__Stated exercise__:
Write out the entries verbatim and leave the images out of the copy.

__Collected data__:
+ + + + +

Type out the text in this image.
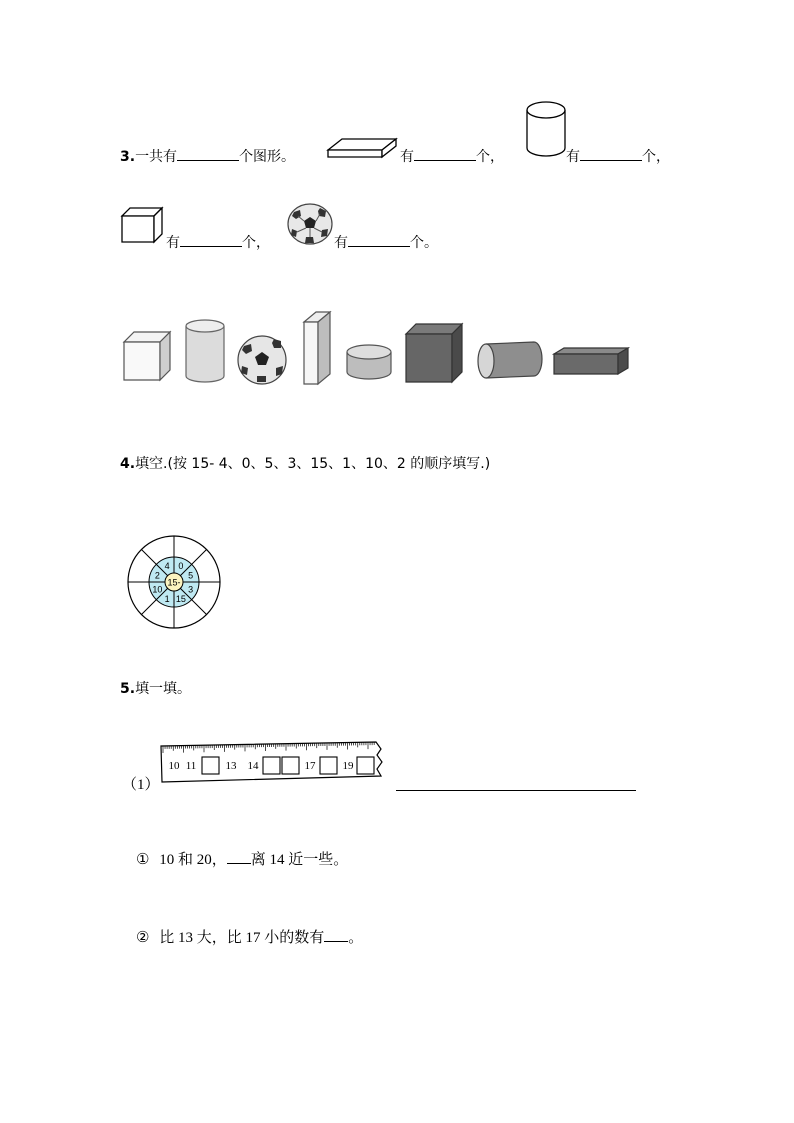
3.一共有	个图形。	有	个，	有	个，
有	个，	有	个。
4.填空.(按 15- 4、0、5、3、15、1、10、2 的顺序填写.)
15-
0
5
3
15
1
10
2
4
5.填一填。
（1）
10 11	13 14	17 19
① 10 和 20， 离 14 近一些。
② 比 13 大，比 17 小的数有 。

+ + + + +

__The answer__:
Type out the text in this image.
3.一共有	个图形。	有	个，	有	个，
有	个，	有	个。
4.填空.(按 15- 4、0、5、3、15、1、10、2 的顺序填写.)
15-
0
5
3
15
1
10
2
4
5.填一填。
（1）
10 11	13 14	17 19
① 10 和 20， 离 14 近一些。
② 比 13 大，比 17 小的数有 。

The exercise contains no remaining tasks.